Required work: Continue the explanation of Haskell existential types and type classes from its last sentence onward.

Selected extract:
Now we can use the type [SomeNumber] for a list of arbitrary numbers, but we need to wrap each number on the way in, e.g. [SomeNumber (3.14 :: Double), SomeNumber (42 :: Int)]. The correct dictionary for each type is looked up and stored in the hidden field automatically at the point where we wrap each number.
The combination of existential types and type classes is in some ways similar to subtyping, since the main difference between type classes and interfaces is that with type classes the vtable travels separately from the objects, and existential types packages objects and vtables back together again.
However, unlike with traditional subtyping, you're not forced to pair them one to one, so we can write things like this which packages one vtable with two values of the same type.
data TwoNumbers = forall a. Num a => TwoNumbers a a
f :: TwoNumbers -> TwoNumbers
f (TwoNumbers x y) = TwoNumbers (x+y) (x*y)
list1 = map f [TwoNumbers (42 :: Int) 7, TwoNumbers (3.14 :: Double) 9]
-- ==> [TwoNumbers (49 :: Int) 294, TwoNumbers (12.14 :: Double) 28.26]
or even fancier things. Once we pattern match on the wrapper, we're back in the land of type classes. Although we don't know which type x and y are, we know that they're the same, and we have the correct dictionary available to perform numeric operations on them.
Everything above works similarly with multiple type classes. The compiler will simply generate hidden fields in the wrapper type for each vtable and bring them all into scope when we pattern match.
data SomeBoundedNumber = forall a. (Bounded a, Num a) => SBN a
g :: SomeBoundedNumber -> SomeBoundedNumber
g (SBN n) = SBN (maxBound - n)
list2 = map g [SBN (42 :: Int32), SBN (42 :: Int64)]
-- ==> [SBN (2147483605 :: Int32), SBN (9223372036854775765 :: Int64)]
As I'm very much a beginner when it comes to Scala, I'm not sure I can help with the final part of your question, but I hope this has at least cleared up some of the confusion and given you some ideas on how to proceed.

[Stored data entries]
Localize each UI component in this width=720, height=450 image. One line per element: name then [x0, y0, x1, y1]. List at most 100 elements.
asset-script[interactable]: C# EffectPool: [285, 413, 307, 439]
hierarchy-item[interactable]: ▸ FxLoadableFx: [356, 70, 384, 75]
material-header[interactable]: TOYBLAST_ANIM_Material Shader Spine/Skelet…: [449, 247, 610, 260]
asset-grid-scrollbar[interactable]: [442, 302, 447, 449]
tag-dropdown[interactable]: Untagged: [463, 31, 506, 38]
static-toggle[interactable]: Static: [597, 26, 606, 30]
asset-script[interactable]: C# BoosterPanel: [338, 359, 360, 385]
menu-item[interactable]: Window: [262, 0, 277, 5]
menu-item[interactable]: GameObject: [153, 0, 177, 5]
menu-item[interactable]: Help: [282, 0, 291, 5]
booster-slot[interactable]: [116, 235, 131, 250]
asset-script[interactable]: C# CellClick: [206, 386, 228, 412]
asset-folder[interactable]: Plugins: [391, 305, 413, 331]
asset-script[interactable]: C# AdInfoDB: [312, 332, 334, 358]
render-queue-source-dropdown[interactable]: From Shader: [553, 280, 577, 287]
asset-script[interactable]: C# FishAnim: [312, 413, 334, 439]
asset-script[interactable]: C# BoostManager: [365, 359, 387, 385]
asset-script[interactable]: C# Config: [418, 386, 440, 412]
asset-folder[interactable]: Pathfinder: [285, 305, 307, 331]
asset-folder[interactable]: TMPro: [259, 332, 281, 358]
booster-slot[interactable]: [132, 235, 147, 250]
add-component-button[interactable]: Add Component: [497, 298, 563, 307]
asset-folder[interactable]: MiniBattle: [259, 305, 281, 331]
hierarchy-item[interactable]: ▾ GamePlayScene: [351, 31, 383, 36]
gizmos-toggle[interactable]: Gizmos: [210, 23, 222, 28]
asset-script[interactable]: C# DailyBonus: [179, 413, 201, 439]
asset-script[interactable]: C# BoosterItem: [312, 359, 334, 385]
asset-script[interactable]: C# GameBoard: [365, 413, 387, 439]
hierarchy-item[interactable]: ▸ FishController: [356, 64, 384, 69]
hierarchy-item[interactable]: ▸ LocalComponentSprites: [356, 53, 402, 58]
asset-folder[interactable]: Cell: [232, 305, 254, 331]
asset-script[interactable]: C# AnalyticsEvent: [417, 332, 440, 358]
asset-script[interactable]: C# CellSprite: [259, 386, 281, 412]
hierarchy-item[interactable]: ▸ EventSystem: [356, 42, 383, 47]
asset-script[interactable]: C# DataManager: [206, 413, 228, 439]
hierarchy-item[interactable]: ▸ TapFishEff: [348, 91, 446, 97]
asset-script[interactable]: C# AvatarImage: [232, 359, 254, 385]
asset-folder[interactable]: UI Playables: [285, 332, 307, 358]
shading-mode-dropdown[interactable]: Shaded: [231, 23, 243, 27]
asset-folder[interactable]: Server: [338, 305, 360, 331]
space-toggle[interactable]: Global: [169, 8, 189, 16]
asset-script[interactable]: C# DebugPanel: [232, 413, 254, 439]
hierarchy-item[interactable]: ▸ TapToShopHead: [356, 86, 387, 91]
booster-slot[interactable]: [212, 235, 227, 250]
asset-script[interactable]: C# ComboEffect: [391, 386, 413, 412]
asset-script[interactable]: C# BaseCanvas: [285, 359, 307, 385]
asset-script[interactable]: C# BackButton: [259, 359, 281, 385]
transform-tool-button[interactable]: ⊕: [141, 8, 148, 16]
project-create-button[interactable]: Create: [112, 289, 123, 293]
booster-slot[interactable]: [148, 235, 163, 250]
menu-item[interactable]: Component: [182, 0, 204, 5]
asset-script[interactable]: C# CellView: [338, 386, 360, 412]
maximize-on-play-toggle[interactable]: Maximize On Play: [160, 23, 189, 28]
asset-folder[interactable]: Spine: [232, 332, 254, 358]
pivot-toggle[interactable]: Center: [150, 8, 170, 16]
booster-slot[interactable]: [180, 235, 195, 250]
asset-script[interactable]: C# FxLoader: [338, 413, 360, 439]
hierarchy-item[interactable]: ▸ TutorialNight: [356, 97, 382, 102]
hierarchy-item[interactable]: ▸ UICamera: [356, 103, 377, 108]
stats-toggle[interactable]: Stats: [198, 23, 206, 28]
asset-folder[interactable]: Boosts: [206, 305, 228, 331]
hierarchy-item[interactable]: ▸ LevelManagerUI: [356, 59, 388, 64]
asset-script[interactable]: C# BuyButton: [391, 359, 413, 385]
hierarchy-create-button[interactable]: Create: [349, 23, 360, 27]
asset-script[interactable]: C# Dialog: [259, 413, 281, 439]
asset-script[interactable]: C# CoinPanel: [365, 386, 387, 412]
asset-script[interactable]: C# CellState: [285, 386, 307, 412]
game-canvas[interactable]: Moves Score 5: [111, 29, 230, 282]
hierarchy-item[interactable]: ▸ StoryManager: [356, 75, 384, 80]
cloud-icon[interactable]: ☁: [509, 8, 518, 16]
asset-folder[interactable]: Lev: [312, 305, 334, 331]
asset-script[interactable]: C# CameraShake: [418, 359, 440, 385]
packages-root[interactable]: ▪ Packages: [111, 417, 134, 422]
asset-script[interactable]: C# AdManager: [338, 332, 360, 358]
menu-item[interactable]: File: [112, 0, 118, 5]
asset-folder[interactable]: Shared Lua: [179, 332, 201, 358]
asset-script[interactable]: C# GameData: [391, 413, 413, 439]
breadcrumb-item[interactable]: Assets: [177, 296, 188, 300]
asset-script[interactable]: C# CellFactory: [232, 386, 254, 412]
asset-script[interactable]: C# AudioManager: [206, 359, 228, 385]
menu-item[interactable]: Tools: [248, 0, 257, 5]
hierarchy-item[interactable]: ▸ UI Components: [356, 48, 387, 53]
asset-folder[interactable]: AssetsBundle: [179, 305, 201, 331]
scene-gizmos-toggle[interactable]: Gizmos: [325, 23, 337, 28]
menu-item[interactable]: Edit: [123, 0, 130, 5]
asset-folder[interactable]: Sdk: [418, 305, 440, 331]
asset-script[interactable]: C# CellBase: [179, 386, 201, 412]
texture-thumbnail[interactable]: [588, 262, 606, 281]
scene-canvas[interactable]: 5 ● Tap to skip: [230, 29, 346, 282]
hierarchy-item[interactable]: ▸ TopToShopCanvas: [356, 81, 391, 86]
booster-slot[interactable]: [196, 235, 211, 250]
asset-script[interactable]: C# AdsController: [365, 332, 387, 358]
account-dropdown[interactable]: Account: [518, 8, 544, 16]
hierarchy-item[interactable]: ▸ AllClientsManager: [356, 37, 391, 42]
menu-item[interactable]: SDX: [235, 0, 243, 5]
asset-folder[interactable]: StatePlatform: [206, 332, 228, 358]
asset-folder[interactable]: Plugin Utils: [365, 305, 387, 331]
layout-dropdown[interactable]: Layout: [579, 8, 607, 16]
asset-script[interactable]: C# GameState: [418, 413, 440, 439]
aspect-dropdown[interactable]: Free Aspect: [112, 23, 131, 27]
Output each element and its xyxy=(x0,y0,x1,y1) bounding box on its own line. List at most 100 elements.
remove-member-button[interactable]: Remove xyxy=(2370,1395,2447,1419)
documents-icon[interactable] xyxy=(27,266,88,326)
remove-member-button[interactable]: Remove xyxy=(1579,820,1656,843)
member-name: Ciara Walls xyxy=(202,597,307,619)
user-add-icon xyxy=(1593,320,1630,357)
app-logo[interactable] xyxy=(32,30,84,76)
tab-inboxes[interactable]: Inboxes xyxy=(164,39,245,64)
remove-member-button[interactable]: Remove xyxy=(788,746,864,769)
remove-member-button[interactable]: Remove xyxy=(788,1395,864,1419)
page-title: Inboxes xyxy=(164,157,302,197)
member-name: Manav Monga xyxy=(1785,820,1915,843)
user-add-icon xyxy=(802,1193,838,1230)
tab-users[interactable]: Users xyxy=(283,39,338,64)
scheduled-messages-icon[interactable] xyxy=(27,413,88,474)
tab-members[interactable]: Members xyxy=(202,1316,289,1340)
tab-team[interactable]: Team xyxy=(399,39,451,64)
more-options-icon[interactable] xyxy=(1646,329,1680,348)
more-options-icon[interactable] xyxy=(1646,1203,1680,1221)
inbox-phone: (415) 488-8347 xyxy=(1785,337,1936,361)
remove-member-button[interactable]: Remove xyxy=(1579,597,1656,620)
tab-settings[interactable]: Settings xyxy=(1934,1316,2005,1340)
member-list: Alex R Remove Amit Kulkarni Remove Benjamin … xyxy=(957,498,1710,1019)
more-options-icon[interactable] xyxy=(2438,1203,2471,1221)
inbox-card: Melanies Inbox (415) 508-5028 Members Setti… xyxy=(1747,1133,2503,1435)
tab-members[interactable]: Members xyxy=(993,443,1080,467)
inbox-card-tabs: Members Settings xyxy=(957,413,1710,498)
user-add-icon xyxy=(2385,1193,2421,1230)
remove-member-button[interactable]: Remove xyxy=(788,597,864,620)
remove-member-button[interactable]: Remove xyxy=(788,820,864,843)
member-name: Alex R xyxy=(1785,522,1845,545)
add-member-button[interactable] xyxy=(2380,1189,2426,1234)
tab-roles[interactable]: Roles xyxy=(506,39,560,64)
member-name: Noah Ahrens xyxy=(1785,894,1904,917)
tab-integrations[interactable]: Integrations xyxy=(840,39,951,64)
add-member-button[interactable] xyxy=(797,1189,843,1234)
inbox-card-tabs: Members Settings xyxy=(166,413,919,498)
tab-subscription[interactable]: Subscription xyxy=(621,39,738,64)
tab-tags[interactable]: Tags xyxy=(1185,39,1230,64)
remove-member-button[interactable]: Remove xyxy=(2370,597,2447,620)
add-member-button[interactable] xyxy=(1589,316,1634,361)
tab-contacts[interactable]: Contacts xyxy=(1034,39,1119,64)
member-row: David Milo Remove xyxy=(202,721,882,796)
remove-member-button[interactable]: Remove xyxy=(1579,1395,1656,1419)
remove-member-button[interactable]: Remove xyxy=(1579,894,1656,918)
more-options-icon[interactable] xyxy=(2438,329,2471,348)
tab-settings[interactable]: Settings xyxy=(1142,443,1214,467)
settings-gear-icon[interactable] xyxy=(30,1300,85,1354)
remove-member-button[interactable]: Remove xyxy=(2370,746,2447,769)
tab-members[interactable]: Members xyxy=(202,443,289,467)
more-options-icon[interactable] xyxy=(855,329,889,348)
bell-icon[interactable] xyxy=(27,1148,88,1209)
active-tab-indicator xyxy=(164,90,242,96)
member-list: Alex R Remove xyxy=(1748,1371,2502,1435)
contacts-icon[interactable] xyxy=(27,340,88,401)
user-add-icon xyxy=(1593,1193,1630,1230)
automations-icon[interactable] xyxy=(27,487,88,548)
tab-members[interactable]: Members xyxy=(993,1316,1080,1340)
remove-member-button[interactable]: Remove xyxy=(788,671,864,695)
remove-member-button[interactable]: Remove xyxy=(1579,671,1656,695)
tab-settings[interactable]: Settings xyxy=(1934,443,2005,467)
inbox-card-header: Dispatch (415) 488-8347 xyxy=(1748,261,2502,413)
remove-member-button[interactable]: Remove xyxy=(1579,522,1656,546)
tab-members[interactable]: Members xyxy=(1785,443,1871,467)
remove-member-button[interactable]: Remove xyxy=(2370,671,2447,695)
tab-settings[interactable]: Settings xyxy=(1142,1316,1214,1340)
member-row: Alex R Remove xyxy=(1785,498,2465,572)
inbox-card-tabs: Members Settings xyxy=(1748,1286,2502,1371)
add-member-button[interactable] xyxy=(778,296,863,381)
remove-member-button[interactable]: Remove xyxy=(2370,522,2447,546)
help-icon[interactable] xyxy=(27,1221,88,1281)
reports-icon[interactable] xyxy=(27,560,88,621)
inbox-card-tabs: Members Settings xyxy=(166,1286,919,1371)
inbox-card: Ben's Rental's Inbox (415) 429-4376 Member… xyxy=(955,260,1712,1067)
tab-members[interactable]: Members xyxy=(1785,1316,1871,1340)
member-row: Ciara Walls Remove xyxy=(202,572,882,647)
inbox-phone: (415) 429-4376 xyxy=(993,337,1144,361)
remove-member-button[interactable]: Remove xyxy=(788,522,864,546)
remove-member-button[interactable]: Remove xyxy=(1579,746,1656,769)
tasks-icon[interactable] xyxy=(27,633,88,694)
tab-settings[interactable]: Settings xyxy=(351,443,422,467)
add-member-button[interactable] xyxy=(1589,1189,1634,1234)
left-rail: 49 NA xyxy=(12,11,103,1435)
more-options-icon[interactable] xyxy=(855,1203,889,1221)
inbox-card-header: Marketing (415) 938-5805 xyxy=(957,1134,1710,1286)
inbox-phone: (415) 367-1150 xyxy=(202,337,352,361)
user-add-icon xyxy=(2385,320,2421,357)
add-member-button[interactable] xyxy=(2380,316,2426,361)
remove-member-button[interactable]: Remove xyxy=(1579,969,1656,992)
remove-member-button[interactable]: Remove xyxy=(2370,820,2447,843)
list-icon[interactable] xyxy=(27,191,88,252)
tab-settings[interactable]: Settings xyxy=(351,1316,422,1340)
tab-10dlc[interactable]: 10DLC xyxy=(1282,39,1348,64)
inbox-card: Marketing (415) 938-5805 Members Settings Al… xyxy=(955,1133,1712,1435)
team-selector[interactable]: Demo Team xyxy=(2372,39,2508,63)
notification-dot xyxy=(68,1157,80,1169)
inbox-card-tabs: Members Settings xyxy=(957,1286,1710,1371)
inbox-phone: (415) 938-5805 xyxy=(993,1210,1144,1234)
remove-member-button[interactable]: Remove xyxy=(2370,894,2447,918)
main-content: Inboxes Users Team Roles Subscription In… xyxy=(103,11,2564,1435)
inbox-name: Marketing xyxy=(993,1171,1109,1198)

Final answer:
#hammar's answer is perfectly right. Here is the scala way of doint it. For the example i'll take Show as the type class and the values i and d to pack in a list :
// The type class
trait Show[A] {
def show(a : A) : String
}
// Syntactic sugar for Show
implicit final class ShowOps[A](val self : A)(implicit A : Show[A]) {
def show = A.show(self)
}
implicit val intShow = new Show[Int] {
def show(i : Int) = "Show of int " + i.toString
}
implicit val stringShow = new Show[String] {
def show(s : String) = "Show of String " + s
}
val i : Int = 5
val s : String = "abc"
What we want is to be able run the following code
val list = List(i, s)
for (e <- list) yield e.show
Building the list is easy but the list won't "remember" the exact type of each of its elements. Instead it will upcast each element to a common super type T. The more precise super super type between String and Int being Any, the type of the list is List[Any].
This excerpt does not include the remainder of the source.